(Task objective) From the listing below, extract every line in which the word "They" appears.

+---+

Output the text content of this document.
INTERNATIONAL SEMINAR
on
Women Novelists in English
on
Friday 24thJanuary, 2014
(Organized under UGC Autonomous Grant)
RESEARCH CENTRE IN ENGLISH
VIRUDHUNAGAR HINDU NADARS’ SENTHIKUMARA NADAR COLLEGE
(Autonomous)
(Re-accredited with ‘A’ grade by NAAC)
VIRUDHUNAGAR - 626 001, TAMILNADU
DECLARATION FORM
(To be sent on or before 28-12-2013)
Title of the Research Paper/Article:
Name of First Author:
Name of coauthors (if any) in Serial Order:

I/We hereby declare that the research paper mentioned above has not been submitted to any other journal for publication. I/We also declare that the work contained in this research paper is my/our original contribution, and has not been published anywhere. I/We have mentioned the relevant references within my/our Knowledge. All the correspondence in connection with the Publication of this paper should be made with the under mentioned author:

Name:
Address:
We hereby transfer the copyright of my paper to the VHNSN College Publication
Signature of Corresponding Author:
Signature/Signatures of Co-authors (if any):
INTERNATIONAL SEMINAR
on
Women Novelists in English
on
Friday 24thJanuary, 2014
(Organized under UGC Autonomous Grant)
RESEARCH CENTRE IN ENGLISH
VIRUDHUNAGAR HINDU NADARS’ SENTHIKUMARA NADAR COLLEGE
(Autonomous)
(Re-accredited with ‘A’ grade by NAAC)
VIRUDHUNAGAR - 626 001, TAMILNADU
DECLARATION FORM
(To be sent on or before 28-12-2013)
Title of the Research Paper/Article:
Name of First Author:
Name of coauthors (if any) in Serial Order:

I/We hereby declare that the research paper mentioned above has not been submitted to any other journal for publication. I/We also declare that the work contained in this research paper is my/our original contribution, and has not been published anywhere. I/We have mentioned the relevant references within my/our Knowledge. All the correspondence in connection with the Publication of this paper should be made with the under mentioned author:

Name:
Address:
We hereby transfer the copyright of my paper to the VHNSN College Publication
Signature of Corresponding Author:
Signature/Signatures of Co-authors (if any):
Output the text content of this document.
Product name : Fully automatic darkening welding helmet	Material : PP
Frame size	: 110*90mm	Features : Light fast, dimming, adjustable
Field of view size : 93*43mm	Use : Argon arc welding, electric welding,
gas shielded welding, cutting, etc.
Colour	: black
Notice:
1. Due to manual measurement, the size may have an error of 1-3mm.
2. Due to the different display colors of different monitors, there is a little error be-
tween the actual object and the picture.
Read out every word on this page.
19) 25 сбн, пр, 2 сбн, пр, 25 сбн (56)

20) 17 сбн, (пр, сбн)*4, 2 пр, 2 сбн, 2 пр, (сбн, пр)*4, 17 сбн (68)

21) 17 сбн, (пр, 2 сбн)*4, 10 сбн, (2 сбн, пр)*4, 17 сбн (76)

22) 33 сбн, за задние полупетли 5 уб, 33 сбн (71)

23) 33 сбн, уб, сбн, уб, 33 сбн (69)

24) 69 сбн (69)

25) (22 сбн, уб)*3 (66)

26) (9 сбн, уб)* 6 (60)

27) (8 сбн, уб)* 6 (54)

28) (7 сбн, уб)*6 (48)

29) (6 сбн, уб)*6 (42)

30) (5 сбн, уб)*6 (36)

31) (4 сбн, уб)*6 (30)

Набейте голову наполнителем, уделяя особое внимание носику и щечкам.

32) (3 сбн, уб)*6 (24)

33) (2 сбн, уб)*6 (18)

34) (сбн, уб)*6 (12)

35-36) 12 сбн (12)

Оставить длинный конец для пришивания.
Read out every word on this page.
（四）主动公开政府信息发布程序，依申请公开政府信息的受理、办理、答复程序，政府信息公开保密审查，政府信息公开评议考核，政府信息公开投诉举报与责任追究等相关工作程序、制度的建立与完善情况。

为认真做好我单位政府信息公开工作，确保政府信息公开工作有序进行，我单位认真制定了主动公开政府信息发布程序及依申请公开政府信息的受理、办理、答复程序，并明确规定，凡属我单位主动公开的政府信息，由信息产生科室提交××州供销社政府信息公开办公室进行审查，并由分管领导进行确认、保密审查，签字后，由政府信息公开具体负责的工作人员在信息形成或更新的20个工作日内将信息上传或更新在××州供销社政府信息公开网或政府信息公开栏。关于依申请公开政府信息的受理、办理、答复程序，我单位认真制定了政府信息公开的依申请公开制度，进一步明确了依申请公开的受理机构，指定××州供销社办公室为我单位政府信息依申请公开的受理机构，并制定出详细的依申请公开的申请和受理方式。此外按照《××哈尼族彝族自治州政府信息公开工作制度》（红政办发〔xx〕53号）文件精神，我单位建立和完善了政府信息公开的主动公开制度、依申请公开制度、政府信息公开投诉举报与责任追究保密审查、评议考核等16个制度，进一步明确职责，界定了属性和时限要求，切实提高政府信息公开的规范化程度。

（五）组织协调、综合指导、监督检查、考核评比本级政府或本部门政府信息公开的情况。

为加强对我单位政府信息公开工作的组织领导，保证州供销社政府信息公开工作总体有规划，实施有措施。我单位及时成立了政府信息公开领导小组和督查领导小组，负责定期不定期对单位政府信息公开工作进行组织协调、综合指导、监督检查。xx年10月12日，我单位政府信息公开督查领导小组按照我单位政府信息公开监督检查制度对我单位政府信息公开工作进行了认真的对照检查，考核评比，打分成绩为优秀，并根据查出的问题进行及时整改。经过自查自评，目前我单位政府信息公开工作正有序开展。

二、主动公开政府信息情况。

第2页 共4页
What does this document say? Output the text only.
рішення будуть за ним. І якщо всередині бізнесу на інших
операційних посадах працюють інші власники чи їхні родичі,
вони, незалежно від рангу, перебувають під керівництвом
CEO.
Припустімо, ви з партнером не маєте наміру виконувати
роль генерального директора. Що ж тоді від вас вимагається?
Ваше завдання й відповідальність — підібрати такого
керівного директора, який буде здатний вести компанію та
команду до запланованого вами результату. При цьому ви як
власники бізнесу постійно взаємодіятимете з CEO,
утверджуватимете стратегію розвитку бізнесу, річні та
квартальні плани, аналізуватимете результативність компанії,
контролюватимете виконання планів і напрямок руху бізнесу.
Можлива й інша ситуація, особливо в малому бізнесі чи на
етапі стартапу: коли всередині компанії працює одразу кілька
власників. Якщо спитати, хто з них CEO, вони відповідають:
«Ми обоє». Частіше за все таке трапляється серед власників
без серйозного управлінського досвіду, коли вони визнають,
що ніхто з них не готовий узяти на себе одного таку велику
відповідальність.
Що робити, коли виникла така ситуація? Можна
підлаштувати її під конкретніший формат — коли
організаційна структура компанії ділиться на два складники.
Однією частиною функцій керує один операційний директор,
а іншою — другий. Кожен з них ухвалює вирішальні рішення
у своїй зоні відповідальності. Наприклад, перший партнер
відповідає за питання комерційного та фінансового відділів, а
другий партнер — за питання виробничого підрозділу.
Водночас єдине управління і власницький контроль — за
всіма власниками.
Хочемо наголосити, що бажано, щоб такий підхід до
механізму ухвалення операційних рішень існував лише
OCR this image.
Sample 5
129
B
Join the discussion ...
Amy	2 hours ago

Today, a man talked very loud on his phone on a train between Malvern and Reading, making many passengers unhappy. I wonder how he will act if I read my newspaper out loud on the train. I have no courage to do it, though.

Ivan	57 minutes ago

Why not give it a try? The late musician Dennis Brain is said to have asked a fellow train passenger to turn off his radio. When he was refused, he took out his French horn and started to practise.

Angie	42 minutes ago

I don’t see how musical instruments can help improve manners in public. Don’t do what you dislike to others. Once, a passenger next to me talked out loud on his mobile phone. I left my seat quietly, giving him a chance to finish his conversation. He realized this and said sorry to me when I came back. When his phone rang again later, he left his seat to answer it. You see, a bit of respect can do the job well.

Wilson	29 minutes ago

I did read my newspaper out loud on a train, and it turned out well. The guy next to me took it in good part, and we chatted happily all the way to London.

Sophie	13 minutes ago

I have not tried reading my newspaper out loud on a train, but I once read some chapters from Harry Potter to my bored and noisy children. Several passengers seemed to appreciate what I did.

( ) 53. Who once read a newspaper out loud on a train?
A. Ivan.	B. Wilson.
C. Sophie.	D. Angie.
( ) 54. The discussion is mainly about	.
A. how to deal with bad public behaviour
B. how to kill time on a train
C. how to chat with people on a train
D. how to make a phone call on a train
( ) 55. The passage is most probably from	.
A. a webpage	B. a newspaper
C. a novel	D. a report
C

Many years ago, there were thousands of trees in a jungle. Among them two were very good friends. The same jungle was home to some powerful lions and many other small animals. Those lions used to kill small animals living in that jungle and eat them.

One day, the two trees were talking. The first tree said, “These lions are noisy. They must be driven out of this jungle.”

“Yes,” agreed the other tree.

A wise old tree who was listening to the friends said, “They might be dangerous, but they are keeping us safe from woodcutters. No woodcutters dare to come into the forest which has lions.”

+---+

(Correct answer)
One day, the two trees were talking. The first tree said, “These lions are noisy. They must be driven out of this jungle.”
A wise old tree who was listening to the friends said, “They might be dangerous, but they are keeping us safe from woodcutters. No woodcutters dare to come into the forest which has lions.”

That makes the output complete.